__TASK REQUIREMENTS__. Reproduce the entries word for word, and omit any picture you find in them.

··· DATA SECTION

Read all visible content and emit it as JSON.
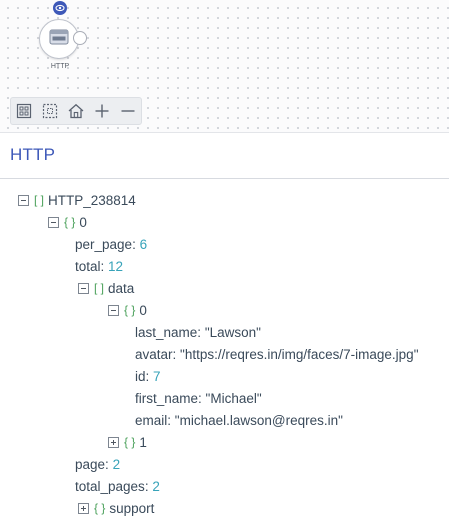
{
  "canvas": {
    "node_label": "HTTP",
    "node_icon": "http-icon",
    "badge_icon": "eye-icon",
    "toolbar_icons": [
      "fit-to-screen-icon",
      "select-area-icon",
      "home-icon",
      "zoom-in-icon",
      "zoom-out-icon"
    ]
  },
  "panel": {
    "title": "HTTP"
  },
  "tree": {
    "root": {
      "bracket": "[ ]",
      "key": "HTTP_238814"
    },
    "item0": {
      "bracket": "{ }",
      "key": "0"
    },
    "per_page": {
      "key": "per_page",
      "sep": ": ",
      "value": "6"
    },
    "total": {
      "key": "total",
      "sep": ": ",
      "value": "12"
    },
    "data": {
      "bracket": "[ ]",
      "key": "data"
    },
    "data0": {
      "bracket": "{ }",
      "key": "0"
    },
    "last_name": {
      "key": "last_name",
      "sep": ": ",
      "value": "\"Lawson\""
    },
    "avatar": {
      "key": "avatar",
      "sep": ": ",
      "value": "\"https://reqres.in/img/faces/7-image.jpg\""
    },
    "id": {
      "key": "id",
      "sep": ": ",
      "value": "7"
    },
    "first_name": {
      "key": "first_name",
      "sep": ": ",
      "value": "\"Michael\""
    },
    "email": {
      "key": "email",
      "sep": ": ",
      "value": "\"michael.lawson@reqres.in\""
    },
    "data1": {
      "bracket": "{ }",
      "key": "1"
    },
    "page": {
      "key": "page",
      "sep": ": ",
      "value": "2"
    },
    "total_pages": {
      "key": "total_pages",
      "sep": ": ",
      "value": "2"
    },
    "support": {
      "bracket": "{ }",
      "key": "support"
    }
  },
  "colors": {
    "accent": "#3d58b8",
    "bracket": "#4aa05a",
    "number": "#37a3b9",
    "text": "#3a4a5a"
  }
}
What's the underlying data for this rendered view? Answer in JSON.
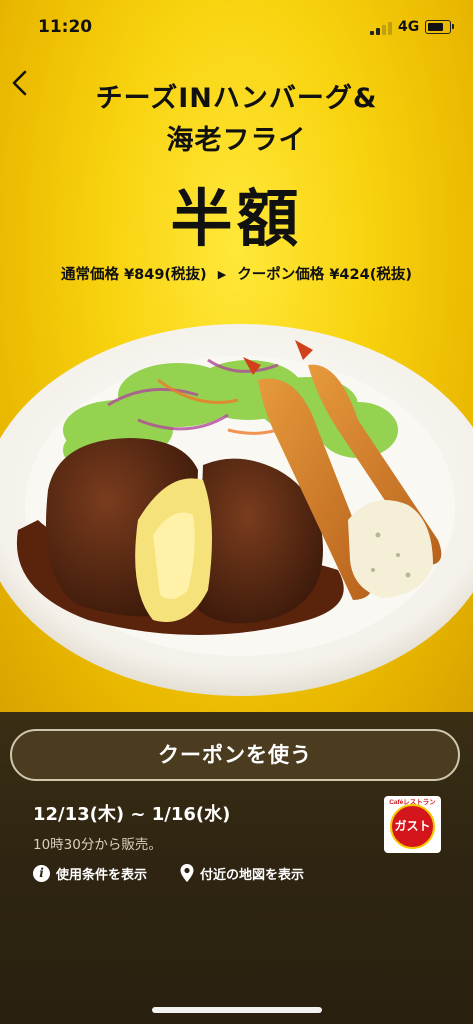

······

__REPLY__.
Read all visible content and emit it as JSON.
{
  "canvas": {
    "node_label": "HTTP",
    "node_icon": "http-icon",
    "badge_icon": "eye-icon",
    "toolbar_icons": [
      "fit-to-screen-icon",
      "select-area-icon",
      "home-icon",
      "zoom-in-icon",
      "zoom-out-icon"
    ]
  },
  "panel": {
    "title": "HTTP"
  },
  "tree": {
    "root": {
      "bracket": "[ ]",
      "key": "HTTP_238814"
    },
    "item0": {
      "bracket": "{ }",
      "key": "0"
    },
    "per_page": {
      "key": "per_page",
      "sep": ": ",
      "value": "6"
    },
    "total": {
      "key": "total",
      "sep": ": ",
      "value": "12"
    },
    "data": {
      "bracket": "[ ]",
      "key": "data"
    },
    "data0": {
      "bracket": "{ }",
      "key": "0"
    },
    "last_name": {
      "key": "last_name",
      "sep": ": ",
      "value": "\"Lawson\""
    },
    "avatar": {
      "key": "avatar",
      "sep": ": ",
      "value": "\"https://reqres.in/img/faces/7-image.jpg\""
    },
    "id": {
      "key": "id",
      "sep": ": ",
      "value": "7"
    },
    "first_name": {
      "key": "first_name",
      "sep": ": ",
      "value": "\"Michael\""
    },
    "email": {
      "key": "email",
      "sep": ": ",
      "value": "\"michael.lawson@reqres.in\""
    },
    "data1": {
      "bracket": "{ }",
      "key": "1"
    },
    "page": {
      "key": "page",
      "sep": ": ",
      "value": "2"
    },
    "total_pages": {
      "key": "total_pages",
      "sep": ": ",
      "value": "2"
    },
    "support": {
      "bracket": "{ }",
      "key": "support"
    }
  },
  "colors": {
    "accent": "#3d58b8",
    "bracket": "#4aa05a",
    "number": "#37a3b9",
    "text": "#3a4a5a"
  }
}
What's the underlying data for this rendered view? Answer in JSON.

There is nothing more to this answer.